» STATED EXERCISE:
Return each line of the listing below, unchanged, and omit the images.

Records that describe figures
************
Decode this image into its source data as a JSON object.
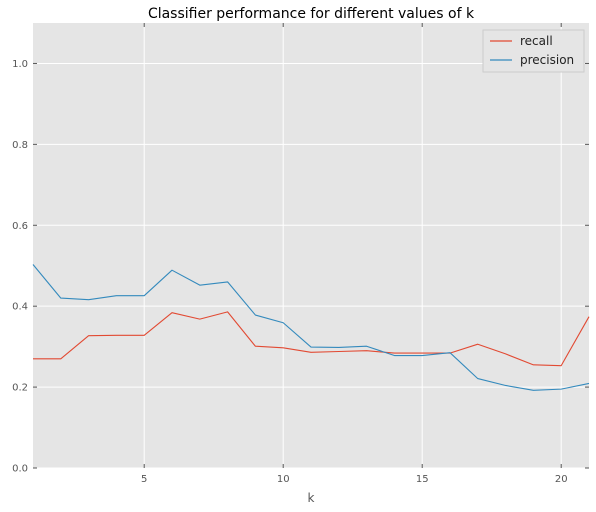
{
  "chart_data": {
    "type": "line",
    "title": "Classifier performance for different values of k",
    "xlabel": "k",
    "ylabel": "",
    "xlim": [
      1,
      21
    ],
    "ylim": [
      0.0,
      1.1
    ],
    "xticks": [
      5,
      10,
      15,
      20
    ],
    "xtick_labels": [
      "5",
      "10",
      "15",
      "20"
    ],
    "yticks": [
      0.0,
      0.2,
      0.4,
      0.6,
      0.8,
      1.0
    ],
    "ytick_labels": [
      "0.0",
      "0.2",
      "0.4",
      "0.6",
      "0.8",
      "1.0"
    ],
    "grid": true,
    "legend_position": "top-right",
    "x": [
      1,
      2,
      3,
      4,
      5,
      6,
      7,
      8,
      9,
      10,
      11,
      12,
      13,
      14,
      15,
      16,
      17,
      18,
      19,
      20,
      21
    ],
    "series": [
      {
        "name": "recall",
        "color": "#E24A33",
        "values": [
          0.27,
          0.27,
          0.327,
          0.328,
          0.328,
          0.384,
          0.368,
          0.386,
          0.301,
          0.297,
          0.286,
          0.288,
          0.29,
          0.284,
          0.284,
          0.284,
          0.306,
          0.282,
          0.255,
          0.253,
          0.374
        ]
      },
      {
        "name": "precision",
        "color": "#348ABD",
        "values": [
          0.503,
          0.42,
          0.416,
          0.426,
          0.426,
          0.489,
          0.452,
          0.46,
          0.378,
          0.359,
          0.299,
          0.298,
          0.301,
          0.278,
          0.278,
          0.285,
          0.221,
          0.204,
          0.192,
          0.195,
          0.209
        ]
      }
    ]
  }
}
************
» EXERCISE SOLUTION:
Decode this image into its source data as a JSON object.
{
  "chart_data": {
    "type": "line",
    "title": "Classifier performance for different values of k",
    "xlabel": "k",
    "ylabel": "",
    "xlim": [
      1,
      21
    ],
    "ylim": [
      0.0,
      1.1
    ],
    "xticks": [
      5,
      10,
      15,
      20
    ],
    "xtick_labels": [
      "5",
      "10",
      "15",
      "20"
    ],
    "yticks": [
      0.0,
      0.2,
      0.4,
      0.6,
      0.8,
      1.0
    ],
    "ytick_labels": [
      "0.0",
      "0.2",
      "0.4",
      "0.6",
      "0.8",
      "1.0"
    ],
    "grid": true,
    "legend_position": "top-right",
    "x": [
      1,
      2,
      3,
      4,
      5,
      6,
      7,
      8,
      9,
      10,
      11,
      12,
      13,
      14,
      15,
      16,
      17,
      18,
      19,
      20,
      21
    ],
    "series": [
      {
        "name": "recall",
        "color": "#E24A33",
        "values": [
          0.27,
          0.27,
          0.327,
          0.328,
          0.328,
          0.384,
          0.368,
          0.386,
          0.301,
          0.297,
          0.286,
          0.288,
          0.29,
          0.284,
          0.284,
          0.284,
          0.306,
          0.282,
          0.255,
          0.253,
          0.374
        ]
      },
      {
        "name": "precision",
        "color": "#348ABD",
        "values": [
          0.503,
          0.42,
          0.416,
          0.426,
          0.426,
          0.489,
          0.452,
          0.46,
          0.378,
          0.359,
          0.299,
          0.298,
          0.301,
          0.278,
          0.278,
          0.285,
          0.221,
          0.204,
          0.192,
          0.195,
          0.209
        ]
      }
    ]
  }
}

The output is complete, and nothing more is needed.